→ AIM OF THE EXERCISE
Write out the data below in full, unchanged, minus the images.

---------- THE DATA ----------

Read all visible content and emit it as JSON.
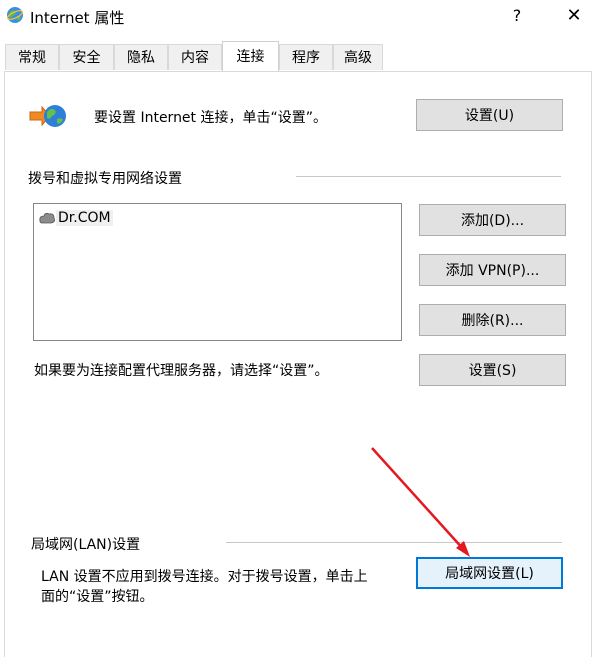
{
  "window": {
    "title": "Internet 属性",
    "help": "?",
    "close": "✕"
  },
  "tabs": [
    {
      "label": "常规"
    },
    {
      "label": "安全"
    },
    {
      "label": "隐私"
    },
    {
      "label": "内容"
    },
    {
      "label": "连接",
      "active": true
    },
    {
      "label": "程序"
    },
    {
      "label": "高级"
    }
  ],
  "setup": {
    "text": "要设置 Internet 连接，单击“设置”。",
    "button": "设置(U)"
  },
  "dialup": {
    "heading": "拨号和虚拟专用网络设置",
    "items": [
      {
        "name": "Dr.COM"
      }
    ],
    "add": "添加(D)...",
    "add_vpn": "添加 VPN(P)...",
    "remove": "删除(R)...",
    "proxy_text": "如果要为连接配置代理服务器，请选择“设置”。",
    "settings": "设置(S)"
  },
  "lan": {
    "heading": "局域网(LAN)设置",
    "text_line1": "LAN 设置不应用到拨号连接。对于拨号设置，单击上",
    "text_line2": "面的“设置”按钮。",
    "button": "局域网设置(L)"
  },
  "colors": {
    "accent": "#0078d7",
    "annotation_arrow": "#e5171f"
  },
  "icons": {
    "app": "globe-icon",
    "setup": "network-wizard-icon",
    "dialup_item": "dialup-connection-icon"
  }
}
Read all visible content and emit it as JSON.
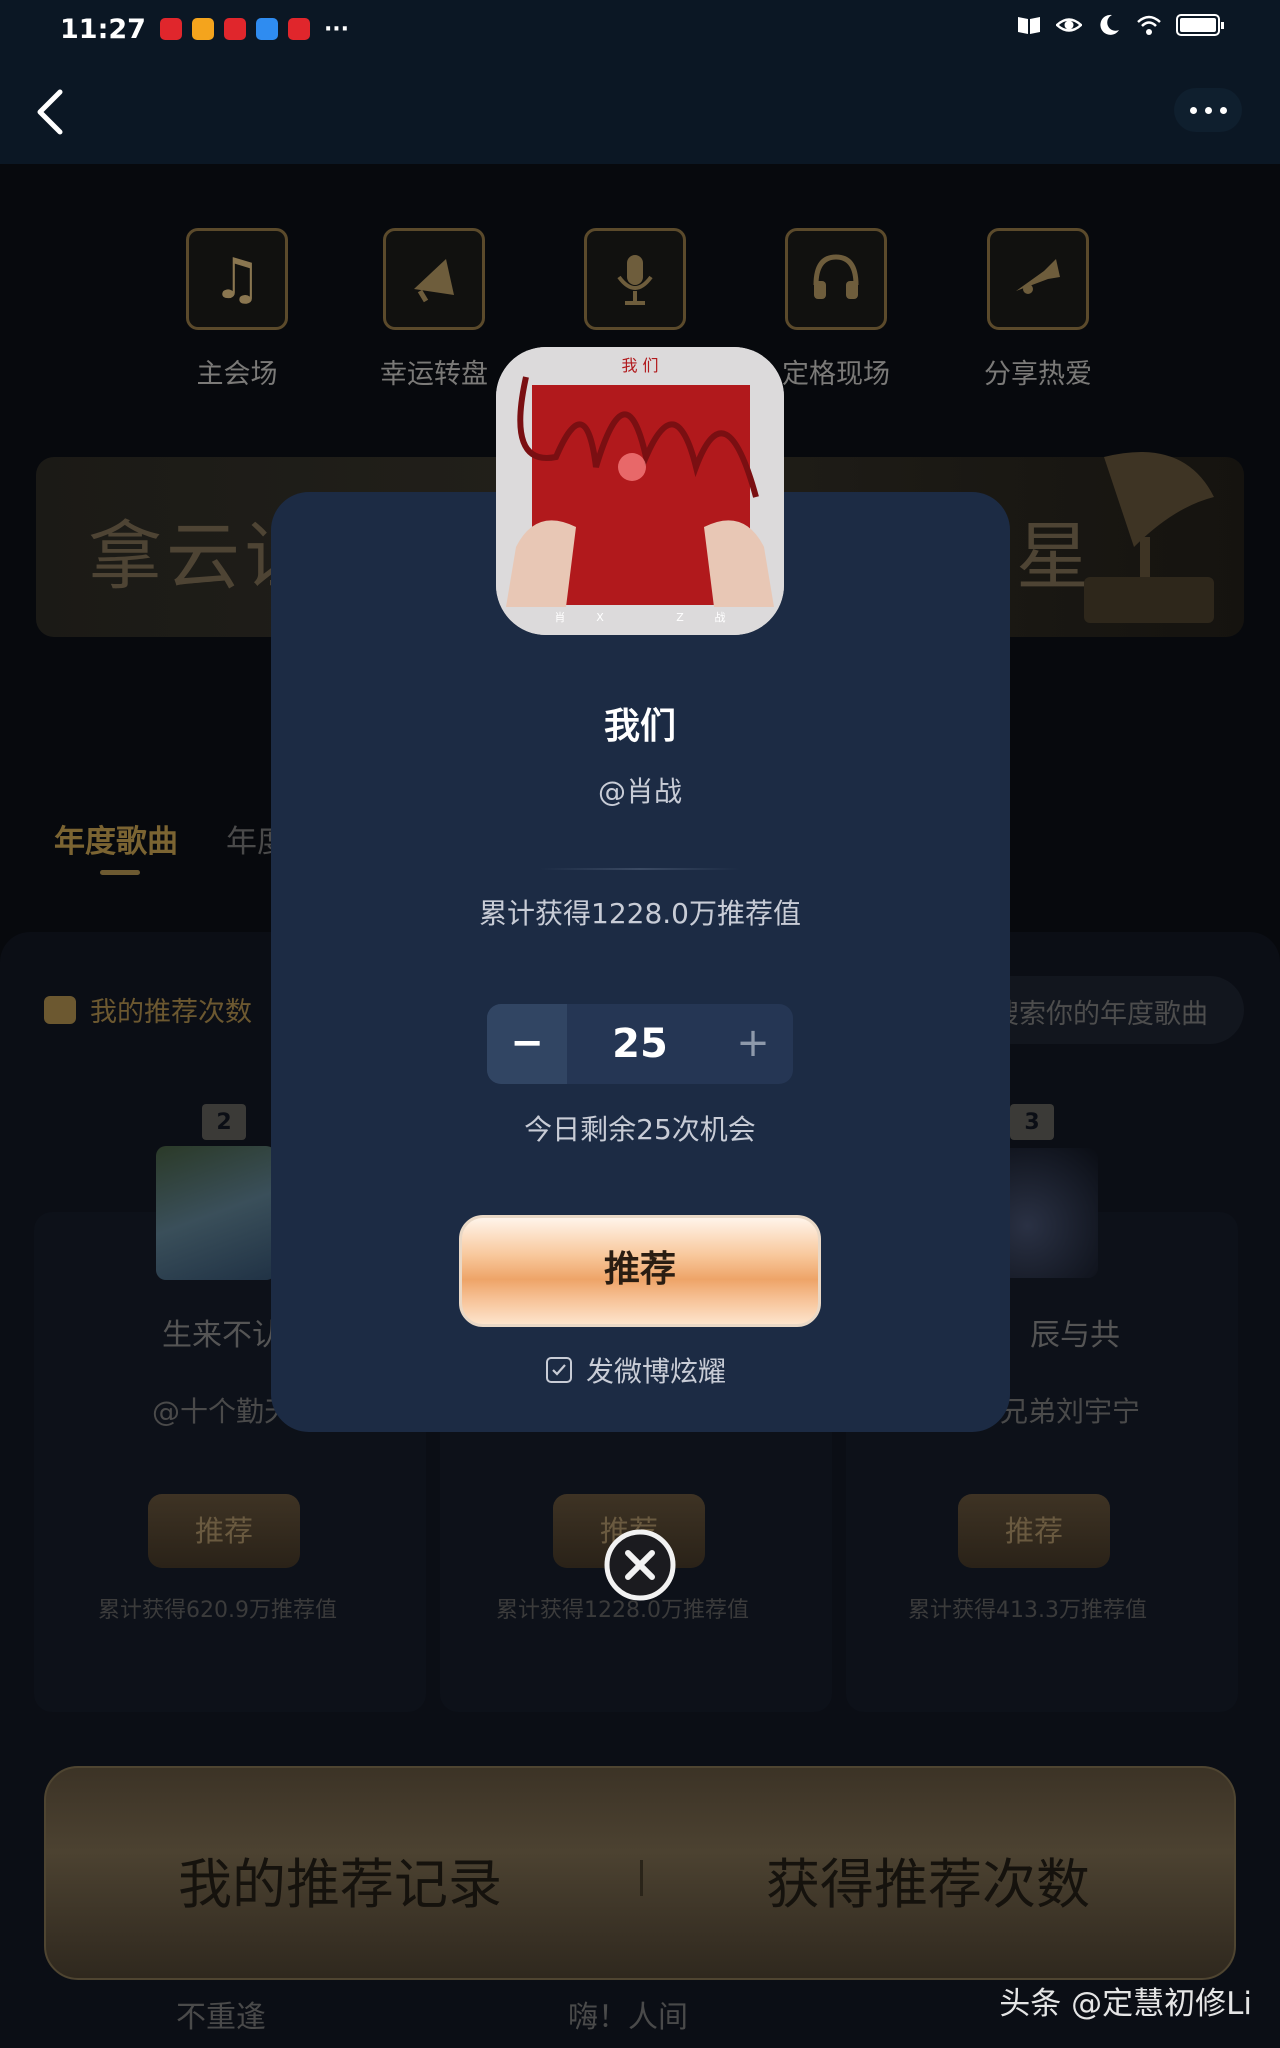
{
  "status_bar": {
    "time": "11:27",
    "notification_app_colors": [
      "#e0262c",
      "#f4a41d",
      "#e0262c",
      "#2f8cf0",
      "#e0262c"
    ],
    "more": "···"
  },
  "top_bar": {
    "back_icon": "chevron-left-icon",
    "more_icon": "more-dots-icon"
  },
  "nav": {
    "items": [
      {
        "label": "主会场",
        "icon": "music-note-icon"
      },
      {
        "label": "幸运转盘",
        "icon": "megaphone-icon"
      },
      {
        "label": "",
        "icon": "microphone-icon"
      },
      {
        "label": "定格现场",
        "icon": "headphones-icon"
      },
      {
        "label": "分享热爱",
        "icon": "trumpet-icon"
      }
    ]
  },
  "banner": {
    "left_text": "拿云证",
    "right_text": "星"
  },
  "tabs": {
    "active": "年度歌曲",
    "second": "年度"
  },
  "recommend_count_label": "我的推荐次数",
  "search_placeholder": "搜索你的年度歌曲",
  "ranking": {
    "rank_2": "2",
    "rank_3": "3",
    "cards": [
      {
        "song": "生来不认",
        "artist": "@十个勤天",
        "button": "推荐",
        "total": "累计获得620.9万推荐值"
      },
      {
        "song": "",
        "artist": "",
        "button": "推荐",
        "total": "累计获得1228.0万推荐值"
      },
      {
        "song": "辰与共",
        "artist": "兄弟刘宇宁",
        "button": "推荐",
        "total": "累计获得413.3万推荐值"
      }
    ]
  },
  "bottom_bar": {
    "left": "我的推荐记录",
    "right": "获得推荐次数"
  },
  "bottom_peek": {
    "left": "不重逢",
    "middle": "嗨！人间"
  },
  "watermark": "头条 @定慧初修Li",
  "modal": {
    "cover_title": "我 们",
    "cover_letters": [
      "肖",
      "X",
      "Z",
      "战"
    ],
    "title": "我们",
    "artist": "@肖战",
    "total": "累计获得1228.0万推荐值",
    "stepper": {
      "minus": "−",
      "value": "25",
      "plus": "+"
    },
    "remaining": "今日剩余25次机会",
    "recommend_button": "推荐",
    "weibo_label": "发微博炫耀",
    "weibo_checked": true,
    "close_icon": "close-circle-icon"
  },
  "colors": {
    "modal_bg": "#1c2b44",
    "button_orange": "#eea468",
    "gold_accent": "#7b6432"
  }
}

----------

→ TASK OUTPUT
Read all visible content and emit it as JSON.
{
  "window": {
    "title": "Internet 属性",
    "help": "?",
    "close": "✕"
  },
  "tabs": [
    {
      "label": "常规"
    },
    {
      "label": "安全"
    },
    {
      "label": "隐私"
    },
    {
      "label": "内容"
    },
    {
      "label": "连接",
      "active": true
    },
    {
      "label": "程序"
    },
    {
      "label": "高级"
    }
  ],
  "setup": {
    "text": "要设置 Internet 连接，单击“设置”。",
    "button": "设置(U)"
  },
  "dialup": {
    "heading": "拨号和虚拟专用网络设置",
    "items": [
      {
        "name": "Dr.COM"
      }
    ],
    "add": "添加(D)...",
    "add_vpn": "添加 VPN(P)...",
    "remove": "删除(R)...",
    "proxy_text": "如果要为连接配置代理服务器，请选择“设置”。",
    "settings": "设置(S)"
  },
  "lan": {
    "heading": "局域网(LAN)设置",
    "text_line1": "LAN 设置不应用到拨号连接。对于拨号设置，单击上",
    "text_line2": "面的“设置”按钮。",
    "button": "局域网设置(L)"
  },
  "colors": {
    "accent": "#0078d7",
    "annotation_arrow": "#e5171f"
  },
  "icons": {
    "app": "globe-icon",
    "setup": "network-wizard-icon",
    "dialup_item": "dialup-connection-icon"
  }
}
Read all visible content and emit it as JSON.
{
  "status_bar": {
    "time": "11:27",
    "notification_app_colors": [
      "#e0262c",
      "#f4a41d",
      "#e0262c",
      "#2f8cf0",
      "#e0262c"
    ],
    "more": "···"
  },
  "top_bar": {
    "back_icon": "chevron-left-icon",
    "more_icon": "more-dots-icon"
  },
  "nav": {
    "items": [
      {
        "label": "主会场",
        "icon": "music-note-icon"
      },
      {
        "label": "幸运转盘",
        "icon": "megaphone-icon"
      },
      {
        "label": "",
        "icon": "microphone-icon"
      },
      {
        "label": "定格现场",
        "icon": "headphones-icon"
      },
      {
        "label": "分享热爱",
        "icon": "trumpet-icon"
      }
    ]
  },
  "banner": {
    "left_text": "拿云证",
    "right_text": "星"
  },
  "tabs": {
    "active": "年度歌曲",
    "second": "年度"
  },
  "recommend_count_label": "我的推荐次数",
  "search_placeholder": "搜索你的年度歌曲",
  "ranking": {
    "rank_2": "2",
    "rank_3": "3",
    "cards": [
      {
        "song": "生来不认",
        "artist": "@十个勤天",
        "button": "推荐",
        "total": "累计获得620.9万推荐值"
      },
      {
        "song": "",
        "artist": "",
        "button": "推荐",
        "total": "累计获得1228.0万推荐值"
      },
      {
        "song": "辰与共",
        "artist": "兄弟刘宇宁",
        "button": "推荐",
        "total": "累计获得413.3万推荐值"
      }
    ]
  },
  "bottom_bar": {
    "left": "我的推荐记录",
    "right": "获得推荐次数"
  },
  "bottom_peek": {
    "left": "不重逢",
    "middle": "嗨！人间"
  },
  "watermark": "头条 @定慧初修Li",
  "modal": {
    "cover_title": "我 们",
    "cover_letters": [
      "肖",
      "X",
      "Z",
      "战"
    ],
    "title": "我们",
    "artist": "@肖战",
    "total": "累计获得1228.0万推荐值",
    "stepper": {
      "minus": "−",
      "value": "25",
      "plus": "+"
    },
    "remaining": "今日剩余25次机会",
    "recommend_button": "推荐",
    "weibo_label": "发微博炫耀",
    "weibo_checked": true,
    "close_icon": "close-circle-icon"
  },
  "colors": {
    "modal_bg": "#1c2b44",
    "button_orange": "#eea468",
    "gold_accent": "#7b6432"
  }
}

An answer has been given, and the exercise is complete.